> [DATA FOR THE TASK]:
-=-=-=-=-

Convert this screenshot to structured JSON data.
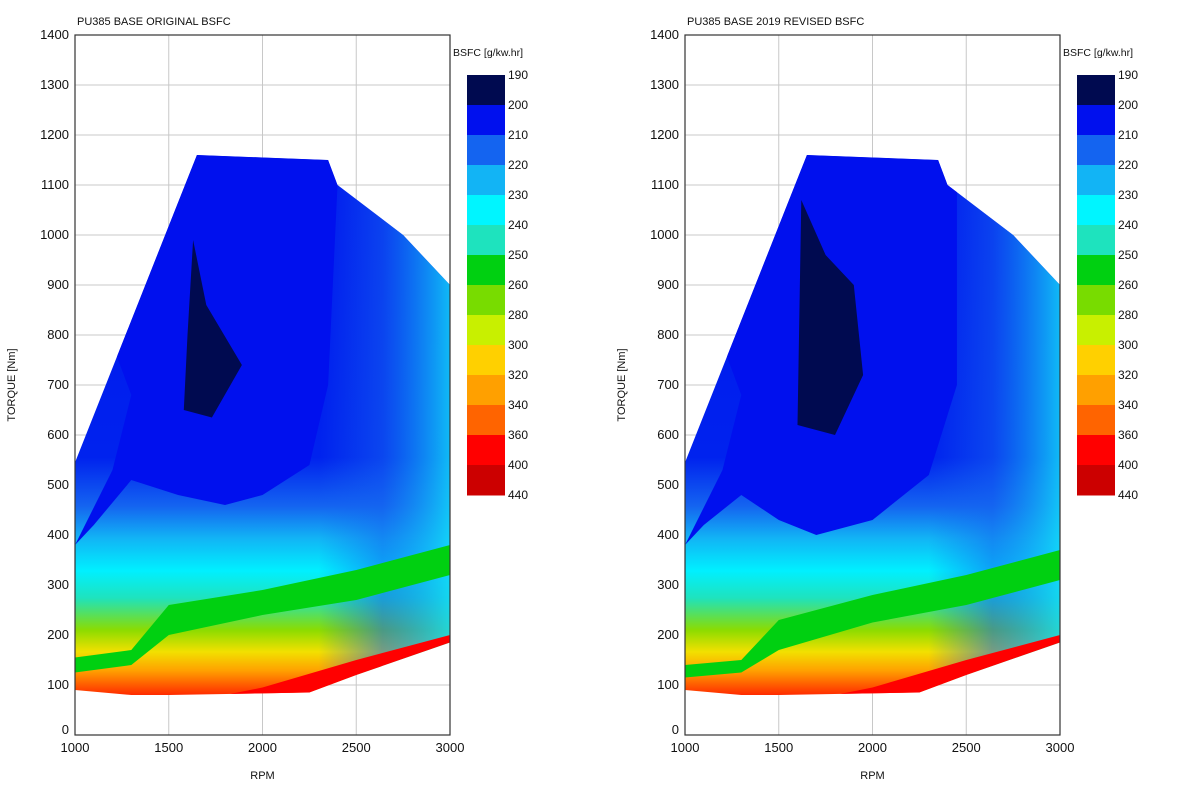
{
  "chart_data": [
    {
      "type": "contour",
      "title": "PU385 BASE ORIGINAL BSFC",
      "xlabel": "RPM",
      "ylabel": "TORQUE [Nm]",
      "xlim": [
        1000,
        3000
      ],
      "ylim": [
        0,
        1400
      ],
      "xticks": [
        "1000",
        "1500",
        "2000",
        "2500",
        "3000"
      ],
      "yticks": [
        "0",
        "100",
        "200",
        "300",
        "400",
        "500",
        "600",
        "700",
        "800",
        "900",
        "1000",
        "1100",
        "1200",
        "1300",
        "1400"
      ],
      "grid": true,
      "colorbar": {
        "title": "BSFC [g/kw.hr]",
        "levels": [
          "190",
          "200",
          "210",
          "220",
          "230",
          "240",
          "250",
          "260",
          "280",
          "300",
          "320",
          "340",
          "360",
          "400",
          "440"
        ],
        "colors": [
          "#000a50",
          "#0010ee",
          "#1464f0",
          "#12b4f5",
          "#00f5ff",
          "#1ee3be",
          "#00d011",
          "#78dc00",
          "#c8f000",
          "#ffd000",
          "#ffa000",
          "#ff6400",
          "#ff0000",
          "#cc0000"
        ]
      },
      "envelope": [
        [
          1000,
          90
        ],
        [
          1300,
          80
        ],
        [
          1500,
          80
        ],
        [
          2250,
          85
        ],
        [
          2500,
          120
        ],
        [
          3000,
          185
        ],
        [
          3000,
          900
        ],
        [
          2750,
          1000
        ],
        [
          2400,
          1100
        ],
        [
          2350,
          1150
        ],
        [
          2000,
          1155
        ],
        [
          1650,
          1160
        ],
        [
          1000,
          545
        ]
      ],
      "regions": [
        {
          "level": "200-210",
          "boundary": [
            [
              1000,
              380
            ],
            [
              1100,
              420
            ],
            [
              1300,
              510
            ],
            [
              1550,
              480
            ],
            [
              1800,
              460
            ],
            [
              2000,
              480
            ],
            [
              2250,
              540
            ],
            [
              2350,
              700
            ],
            [
              2400,
              1100
            ],
            [
              2350,
              1150
            ],
            [
              2000,
              1155
            ],
            [
              1650,
              1160
            ],
            [
              1220,
              760
            ],
            [
              1300,
              680
            ],
            [
              1200,
              530
            ]
          ]
        },
        {
          "level": "190-200",
          "boundary": [
            [
              1630,
              990
            ],
            [
              1700,
              860
            ],
            [
              1890,
              740
            ],
            [
              1730,
              635
            ],
            [
              1580,
              650
            ],
            [
              1600,
              800
            ]
          ]
        },
        {
          "level": "250-260",
          "boundary": [
            [
              1000,
              125
            ],
            [
              1300,
              140
            ],
            [
              1500,
              200
            ],
            [
              2000,
              240
            ],
            [
              2500,
              270
            ],
            [
              3000,
              320
            ],
            [
              3000,
              380
            ],
            [
              2500,
              330
            ],
            [
              2000,
              290
            ],
            [
              1500,
              260
            ],
            [
              1300,
              170
            ],
            [
              1000,
              155
            ]
          ]
        },
        {
          "level": "360-400",
          "boundary": [
            [
              1800,
              80
            ],
            [
              2250,
              85
            ],
            [
              2500,
              120
            ],
            [
              3000,
              185
            ],
            [
              3000,
              200
            ],
            [
              2500,
              150
            ],
            [
              2000,
              95
            ]
          ]
        }
      ]
    },
    {
      "type": "contour",
      "title": "PU385 BASE 2019 REVISED BSFC",
      "xlabel": "RPM",
      "ylabel": "TORQUE [Nm]",
      "xlim": [
        1000,
        3000
      ],
      "ylim": [
        0,
        1400
      ],
      "xticks": [
        "1000",
        "1500",
        "2000",
        "2500",
        "3000"
      ],
      "yticks": [
        "0",
        "100",
        "200",
        "300",
        "400",
        "500",
        "600",
        "700",
        "800",
        "900",
        "1000",
        "1100",
        "1200",
        "1300",
        "1400"
      ],
      "grid": true,
      "colorbar": {
        "title": "BSFC [g/kw.hr]",
        "levels": [
          "190",
          "200",
          "210",
          "220",
          "230",
          "240",
          "250",
          "260",
          "280",
          "300",
          "320",
          "340",
          "360",
          "400",
          "440"
        ],
        "colors": [
          "#000a50",
          "#0010ee",
          "#1464f0",
          "#12b4f5",
          "#00f5ff",
          "#1ee3be",
          "#00d011",
          "#78dc00",
          "#c8f000",
          "#ffd000",
          "#ffa000",
          "#ff6400",
          "#ff0000",
          "#cc0000"
        ]
      },
      "envelope": [
        [
          1000,
          90
        ],
        [
          1300,
          80
        ],
        [
          1500,
          80
        ],
        [
          2250,
          85
        ],
        [
          2500,
          120
        ],
        [
          3000,
          185
        ],
        [
          3000,
          900
        ],
        [
          2750,
          1000
        ],
        [
          2400,
          1100
        ],
        [
          2350,
          1150
        ],
        [
          2000,
          1155
        ],
        [
          1650,
          1160
        ],
        [
          1000,
          545
        ]
      ],
      "regions": [
        {
          "level": "200-210",
          "boundary": [
            [
              1000,
              380
            ],
            [
              1100,
              420
            ],
            [
              1300,
              480
            ],
            [
              1500,
              430
            ],
            [
              1700,
              400
            ],
            [
              2000,
              430
            ],
            [
              2300,
              520
            ],
            [
              2450,
              700
            ],
            [
              2450,
              1100
            ],
            [
              2350,
              1150
            ],
            [
              2000,
              1155
            ],
            [
              1650,
              1160
            ],
            [
              1220,
              760
            ],
            [
              1300,
              680
            ],
            [
              1200,
              530
            ]
          ]
        },
        {
          "level": "190-200",
          "boundary": [
            [
              1620,
              1070
            ],
            [
              1750,
              960
            ],
            [
              1900,
              900
            ],
            [
              1950,
              720
            ],
            [
              1800,
              600
            ],
            [
              1600,
              620
            ]
          ]
        },
        {
          "level": "250-260",
          "boundary": [
            [
              1000,
              115
            ],
            [
              1300,
              125
            ],
            [
              1500,
              170
            ],
            [
              2000,
              225
            ],
            [
              2500,
              260
            ],
            [
              3000,
              310
            ],
            [
              3000,
              370
            ],
            [
              2500,
              320
            ],
            [
              2000,
              280
            ],
            [
              1500,
              230
            ],
            [
              1300,
              150
            ],
            [
              1000,
              140
            ]
          ]
        },
        {
          "level": "360-400",
          "boundary": [
            [
              1800,
              80
            ],
            [
              2250,
              85
            ],
            [
              2500,
              120
            ],
            [
              3000,
              185
            ],
            [
              3000,
              200
            ],
            [
              2500,
              150
            ],
            [
              2000,
              95
            ]
          ]
        }
      ]
    }
  ]
}
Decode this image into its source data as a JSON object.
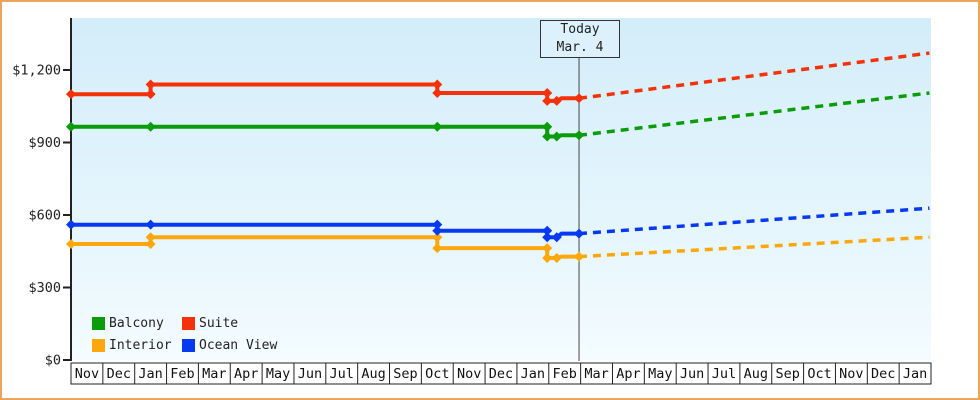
{
  "window": {
    "title": "Cruise price history and forecast chart"
  },
  "chart_data": {
    "type": "line",
    "title": "",
    "grid": false,
    "background": {
      "plot_top_color": "#d3edf9",
      "plot_bottom_color": "#f4fcff",
      "frame_border_color": "#eaa65f"
    },
    "y_axis": {
      "tick_labels": [
        "$0",
        "$300",
        "$600",
        "$900",
        "$1,200"
      ],
      "tick_values": [
        0,
        300,
        600,
        900,
        1200
      ],
      "range": [
        0,
        1430
      ]
    },
    "x_axis": {
      "categories": [
        "Nov",
        "Dec",
        "Jan",
        "Feb",
        "Mar",
        "Apr",
        "May",
        "Jun",
        "Jul",
        "Aug",
        "Sep",
        "Oct",
        "Nov",
        "Dec",
        "Jan",
        "Feb",
        "Mar",
        "Apr",
        "May",
        "Jun",
        "Jul",
        "Aug",
        "Sep",
        "Oct",
        "Nov",
        "Dec",
        "Jan"
      ]
    },
    "today": {
      "line1": "Today",
      "line2": "Mar. 4",
      "x_index": 15.95
    },
    "legend": [
      {
        "label": "Balcony",
        "color": "#0a9c0a"
      },
      {
        "label": "Suite",
        "color": "#f43108"
      },
      {
        "label": "Interior",
        "color": "#fca80d"
      },
      {
        "label": "Ocean View",
        "color": "#0839f2"
      }
    ],
    "series": [
      {
        "name": "Balcony",
        "color": "#0a9c0a",
        "history": [
          {
            "x": 0,
            "value": 965,
            "marker": true
          },
          {
            "x": 2.5,
            "value": 965,
            "marker": true
          },
          {
            "x": 11.5,
            "value": 965,
            "marker": true
          },
          {
            "x": 14.95,
            "value": 965,
            "marker": true
          },
          {
            "x": 14.95,
            "value": 925,
            "marker": true
          },
          {
            "x": 15.25,
            "value": 925,
            "marker": true
          },
          {
            "x": 15.4,
            "value": 930,
            "marker": false
          },
          {
            "x": 15.95,
            "value": 930,
            "marker": true
          }
        ],
        "forecast": [
          {
            "x": 15.95,
            "value": 930
          },
          {
            "x": 26.95,
            "value": 1105
          }
        ]
      },
      {
        "name": "Suite",
        "color": "#f43108",
        "history": [
          {
            "x": 0,
            "value": 1100,
            "marker": true
          },
          {
            "x": 2.5,
            "value": 1100,
            "marker": true
          },
          {
            "x": 2.5,
            "value": 1140,
            "marker": true
          },
          {
            "x": 11.5,
            "value": 1140,
            "marker": true
          },
          {
            "x": 11.5,
            "value": 1105,
            "marker": true
          },
          {
            "x": 14.95,
            "value": 1105,
            "marker": true
          },
          {
            "x": 14.95,
            "value": 1072,
            "marker": true
          },
          {
            "x": 15.25,
            "value": 1072,
            "marker": true
          },
          {
            "x": 15.4,
            "value": 1083,
            "marker": false
          },
          {
            "x": 15.95,
            "value": 1083,
            "marker": true
          }
        ],
        "forecast": [
          {
            "x": 15.95,
            "value": 1083
          },
          {
            "x": 26.95,
            "value": 1270
          }
        ]
      },
      {
        "name": "Interior",
        "color": "#fca80d",
        "history": [
          {
            "x": 0,
            "value": 480,
            "marker": true
          },
          {
            "x": 2.5,
            "value": 480,
            "marker": true
          },
          {
            "x": 2.5,
            "value": 508,
            "marker": true
          },
          {
            "x": 11.5,
            "value": 508,
            "marker": true
          },
          {
            "x": 11.5,
            "value": 463,
            "marker": true
          },
          {
            "x": 14.95,
            "value": 463,
            "marker": true
          },
          {
            "x": 14.95,
            "value": 422,
            "marker": true
          },
          {
            "x": 15.25,
            "value": 422,
            "marker": true
          },
          {
            "x": 15.4,
            "value": 428,
            "marker": false
          },
          {
            "x": 15.95,
            "value": 428,
            "marker": true
          }
        ],
        "forecast": [
          {
            "x": 15.95,
            "value": 428
          },
          {
            "x": 26.95,
            "value": 508
          }
        ]
      },
      {
        "name": "Ocean View",
        "color": "#0839f2",
        "history": [
          {
            "x": 0,
            "value": 560,
            "marker": true
          },
          {
            "x": 2.5,
            "value": 560,
            "marker": true
          },
          {
            "x": 11.5,
            "value": 560,
            "marker": true
          },
          {
            "x": 11.5,
            "value": 535,
            "marker": true
          },
          {
            "x": 14.95,
            "value": 535,
            "marker": true
          },
          {
            "x": 14.95,
            "value": 508,
            "marker": true
          },
          {
            "x": 15.25,
            "value": 508,
            "marker": true
          },
          {
            "x": 15.4,
            "value": 523,
            "marker": false
          },
          {
            "x": 15.95,
            "value": 523,
            "marker": true
          }
        ],
        "forecast": [
          {
            "x": 15.95,
            "value": 523
          },
          {
            "x": 26.95,
            "value": 628
          }
        ]
      }
    ]
  }
}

-=-=-=-=-

> [WORK TO COMPLETE]:
Every line of the listing that holds "BSFC" should be found and copied.

> [FINISHED TASK]:
      "title": "PU385 BASE ORIGINAL BSFC",
        "title": "BSFC [g/kw.hr]",
      "title": "PU385 BASE 2019 REVISED BSFC",
        "title": "BSFC [g/kw.hr]",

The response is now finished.